_Given request_: Extract the text of each entry below exactly, leaving every image behind.

_Recorded data_:
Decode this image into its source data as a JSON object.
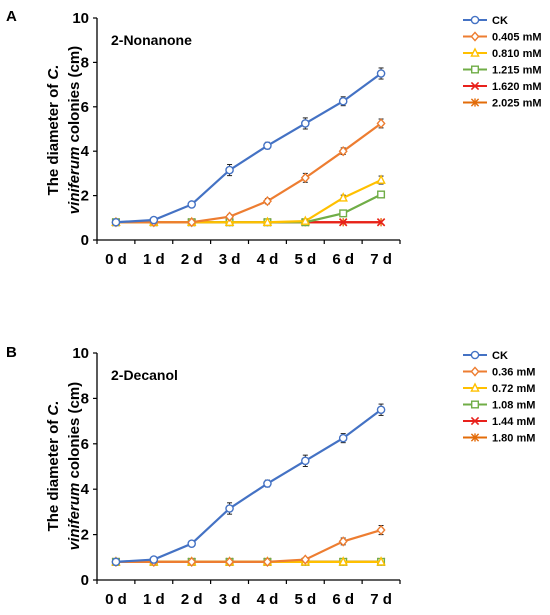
{
  "chart_data": [
    {
      "panel": "A",
      "type": "line",
      "title": "2-Nonanone",
      "ylabel": {
        "prefix": "The diameter of ",
        "italic": "C.",
        "line2_italic": "viniferum",
        "line2_suffix": " colonies (cm)"
      },
      "categories": [
        "0 d",
        "1 d",
        "2 d",
        "3 d",
        "4 d",
        "5 d",
        "6 d",
        "7 d"
      ],
      "ylim": [
        0,
        10
      ],
      "yticks": [
        "0",
        "2",
        "4",
        "6",
        "8",
        "10"
      ],
      "legend_position": "right",
      "series": [
        {
          "name": "CK",
          "color": "#4472C4",
          "marker": "circle",
          "values": [
            0.8,
            0.9,
            1.6,
            3.15,
            4.25,
            5.25,
            6.25,
            7.5
          ],
          "errors": [
            0.05,
            0.05,
            0.12,
            0.25,
            0.15,
            0.25,
            0.2,
            0.25
          ]
        },
        {
          "name": "0.405 mM",
          "color": "#ED7D31",
          "marker": "diamond",
          "values": [
            0.8,
            0.8,
            0.8,
            1.05,
            1.75,
            2.8,
            4.0,
            5.25
          ],
          "errors": [
            0.03,
            0.03,
            0.03,
            0.1,
            0.12,
            0.2,
            0.15,
            0.2
          ]
        },
        {
          "name": "0.810 mM",
          "color": "#FFC000",
          "marker": "triangle",
          "values": [
            0.8,
            0.8,
            0.8,
            0.8,
            0.8,
            0.85,
            1.9,
            2.7
          ],
          "errors": [
            0.03,
            0.03,
            0.03,
            0.03,
            0.03,
            0.05,
            0.12,
            0.18
          ]
        },
        {
          "name": "1.215 mM",
          "color": "#70AD47",
          "marker": "square",
          "values": [
            0.8,
            0.8,
            0.8,
            0.8,
            0.8,
            0.8,
            1.2,
            2.05
          ],
          "errors": [
            0.03,
            0.03,
            0.03,
            0.03,
            0.03,
            0.03,
            0.08,
            0.15
          ]
        },
        {
          "name": "1.620 mM",
          "color": "#E8211C",
          "marker": "cross",
          "values": [
            0.8,
            0.8,
            0.8,
            0.8,
            0.8,
            0.8,
            0.8,
            0.8
          ],
          "errors": [
            0.02,
            0.02,
            0.02,
            0.02,
            0.02,
            0.02,
            0.02,
            0.02
          ]
        },
        {
          "name": "2.025 mM",
          "color": "#E36C0A",
          "marker": "star",
          "values": [
            0.8,
            0.8,
            0.8,
            0.8,
            0.8,
            0.8,
            0.8,
            0.8
          ],
          "errors": [
            0.02,
            0.02,
            0.02,
            0.02,
            0.02,
            0.02,
            0.02,
            0.02
          ]
        }
      ]
    },
    {
      "panel": "B",
      "type": "line",
      "title": "2-Decanol",
      "ylabel": {
        "prefix": "The diameter of ",
        "italic": "C.",
        "line2_italic": "viniferum",
        "line2_suffix": " colonies (cm)"
      },
      "categories": [
        "0 d",
        "1 d",
        "2 d",
        "3 d",
        "4 d",
        "5 d",
        "6 d",
        "7 d"
      ],
      "ylim": [
        0,
        10
      ],
      "yticks": [
        "0",
        "2",
        "4",
        "6",
        "8",
        "10"
      ],
      "legend_position": "right",
      "series": [
        {
          "name": "CK",
          "color": "#4472C4",
          "marker": "circle",
          "values": [
            0.8,
            0.9,
            1.6,
            3.15,
            4.25,
            5.25,
            6.25,
            7.5
          ],
          "errors": [
            0.05,
            0.05,
            0.12,
            0.25,
            0.15,
            0.25,
            0.2,
            0.25
          ]
        },
        {
          "name": "0.36 mM",
          "color": "#ED7D31",
          "marker": "diamond",
          "values": [
            0.8,
            0.8,
            0.8,
            0.8,
            0.8,
            0.9,
            1.7,
            2.2
          ],
          "errors": [
            0.03,
            0.03,
            0.03,
            0.03,
            0.03,
            0.08,
            0.15,
            0.2
          ]
        },
        {
          "name": "0.72 mM",
          "color": "#FFC000",
          "marker": "triangle",
          "values": [
            0.8,
            0.8,
            0.8,
            0.8,
            0.8,
            0.8,
            0.8,
            0.8
          ],
          "errors": [
            0.02,
            0.02,
            0.02,
            0.02,
            0.02,
            0.02,
            0.02,
            0.02
          ]
        },
        {
          "name": "1.08 mM",
          "color": "#70AD47",
          "marker": "square",
          "values": [
            0.8,
            0.8,
            0.8,
            0.8,
            0.8,
            0.8,
            0.8,
            0.8
          ],
          "errors": [
            0.02,
            0.02,
            0.02,
            0.02,
            0.02,
            0.02,
            0.02,
            0.02
          ]
        },
        {
          "name": "1.44 mM",
          "color": "#E8211C",
          "marker": "cross",
          "values": [
            0.8,
            0.8,
            0.8,
            0.8,
            0.8,
            0.8,
            0.8,
            0.8
          ],
          "errors": [
            0.02,
            0.02,
            0.02,
            0.02,
            0.02,
            0.02,
            0.02,
            0.02
          ]
        },
        {
          "name": "1.80 mM",
          "color": "#E36C0A",
          "marker": "star",
          "values": [
            0.8,
            0.8,
            0.8,
            0.8,
            0.8,
            0.8,
            0.8,
            0.8
          ],
          "errors": [
            0.02,
            0.02,
            0.02,
            0.02,
            0.02,
            0.02,
            0.02,
            0.02
          ]
        }
      ]
    }
  ]
}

_Output_:
Decode this image into its source data as a JSON object.
{
  "chart_data": [
    {
      "panel": "A",
      "type": "line",
      "title": "2-Nonanone",
      "ylabel": {
        "prefix": "The diameter of ",
        "italic": "C.",
        "line2_italic": "viniferum",
        "line2_suffix": " colonies (cm)"
      },
      "categories": [
        "0 d",
        "1 d",
        "2 d",
        "3 d",
        "4 d",
        "5 d",
        "6 d",
        "7 d"
      ],
      "ylim": [
        0,
        10
      ],
      "yticks": [
        "0",
        "2",
        "4",
        "6",
        "8",
        "10"
      ],
      "legend_position": "right",
      "series": [
        {
          "name": "CK",
          "color": "#4472C4",
          "marker": "circle",
          "values": [
            0.8,
            0.9,
            1.6,
            3.15,
            4.25,
            5.25,
            6.25,
            7.5
          ],
          "errors": [
            0.05,
            0.05,
            0.12,
            0.25,
            0.15,
            0.25,
            0.2,
            0.25
          ]
        },
        {
          "name": "0.405 mM",
          "color": "#ED7D31",
          "marker": "diamond",
          "values": [
            0.8,
            0.8,
            0.8,
            1.05,
            1.75,
            2.8,
            4.0,
            5.25
          ],
          "errors": [
            0.03,
            0.03,
            0.03,
            0.1,
            0.12,
            0.2,
            0.15,
            0.2
          ]
        },
        {
          "name": "0.810 mM",
          "color": "#FFC000",
          "marker": "triangle",
          "values": [
            0.8,
            0.8,
            0.8,
            0.8,
            0.8,
            0.85,
            1.9,
            2.7
          ],
          "errors": [
            0.03,
            0.03,
            0.03,
            0.03,
            0.03,
            0.05,
            0.12,
            0.18
          ]
        },
        {
          "name": "1.215 mM",
          "color": "#70AD47",
          "marker": "square",
          "values": [
            0.8,
            0.8,
            0.8,
            0.8,
            0.8,
            0.8,
            1.2,
            2.05
          ],
          "errors": [
            0.03,
            0.03,
            0.03,
            0.03,
            0.03,
            0.03,
            0.08,
            0.15
          ]
        },
        {
          "name": "1.620 mM",
          "color": "#E8211C",
          "marker": "cross",
          "values": [
            0.8,
            0.8,
            0.8,
            0.8,
            0.8,
            0.8,
            0.8,
            0.8
          ],
          "errors": [
            0.02,
            0.02,
            0.02,
            0.02,
            0.02,
            0.02,
            0.02,
            0.02
          ]
        },
        {
          "name": "2.025 mM",
          "color": "#E36C0A",
          "marker": "star",
          "values": [
            0.8,
            0.8,
            0.8,
            0.8,
            0.8,
            0.8,
            0.8,
            0.8
          ],
          "errors": [
            0.02,
            0.02,
            0.02,
            0.02,
            0.02,
            0.02,
            0.02,
            0.02
          ]
        }
      ]
    },
    {
      "panel": "B",
      "type": "line",
      "title": "2-Decanol",
      "ylabel": {
        "prefix": "The diameter of ",
        "italic": "C.",
        "line2_italic": "viniferum",
        "line2_suffix": " colonies (cm)"
      },
      "categories": [
        "0 d",
        "1 d",
        "2 d",
        "3 d",
        "4 d",
        "5 d",
        "6 d",
        "7 d"
      ],
      "ylim": [
        0,
        10
      ],
      "yticks": [
        "0",
        "2",
        "4",
        "6",
        "8",
        "10"
      ],
      "legend_position": "right",
      "series": [
        {
          "name": "CK",
          "color": "#4472C4",
          "marker": "circle",
          "values": [
            0.8,
            0.9,
            1.6,
            3.15,
            4.25,
            5.25,
            6.25,
            7.5
          ],
          "errors": [
            0.05,
            0.05,
            0.12,
            0.25,
            0.15,
            0.25,
            0.2,
            0.25
          ]
        },
        {
          "name": "0.36 mM",
          "color": "#ED7D31",
          "marker": "diamond",
          "values": [
            0.8,
            0.8,
            0.8,
            0.8,
            0.8,
            0.9,
            1.7,
            2.2
          ],
          "errors": [
            0.03,
            0.03,
            0.03,
            0.03,
            0.03,
            0.08,
            0.15,
            0.2
          ]
        },
        {
          "name": "0.72 mM",
          "color": "#FFC000",
          "marker": "triangle",
          "values": [
            0.8,
            0.8,
            0.8,
            0.8,
            0.8,
            0.8,
            0.8,
            0.8
          ],
          "errors": [
            0.02,
            0.02,
            0.02,
            0.02,
            0.02,
            0.02,
            0.02,
            0.02
          ]
        },
        {
          "name": "1.08 mM",
          "color": "#70AD47",
          "marker": "square",
          "values": [
            0.8,
            0.8,
            0.8,
            0.8,
            0.8,
            0.8,
            0.8,
            0.8
          ],
          "errors": [
            0.02,
            0.02,
            0.02,
            0.02,
            0.02,
            0.02,
            0.02,
            0.02
          ]
        },
        {
          "name": "1.44 mM",
          "color": "#E8211C",
          "marker": "cross",
          "values": [
            0.8,
            0.8,
            0.8,
            0.8,
            0.8,
            0.8,
            0.8,
            0.8
          ],
          "errors": [
            0.02,
            0.02,
            0.02,
            0.02,
            0.02,
            0.02,
            0.02,
            0.02
          ]
        },
        {
          "name": "1.80 mM",
          "color": "#E36C0A",
          "marker": "star",
          "values": [
            0.8,
            0.8,
            0.8,
            0.8,
            0.8,
            0.8,
            0.8,
            0.8
          ],
          "errors": [
            0.02,
            0.02,
            0.02,
            0.02,
            0.02,
            0.02,
            0.02,
            0.02
          ]
        }
      ]
    }
  ]
}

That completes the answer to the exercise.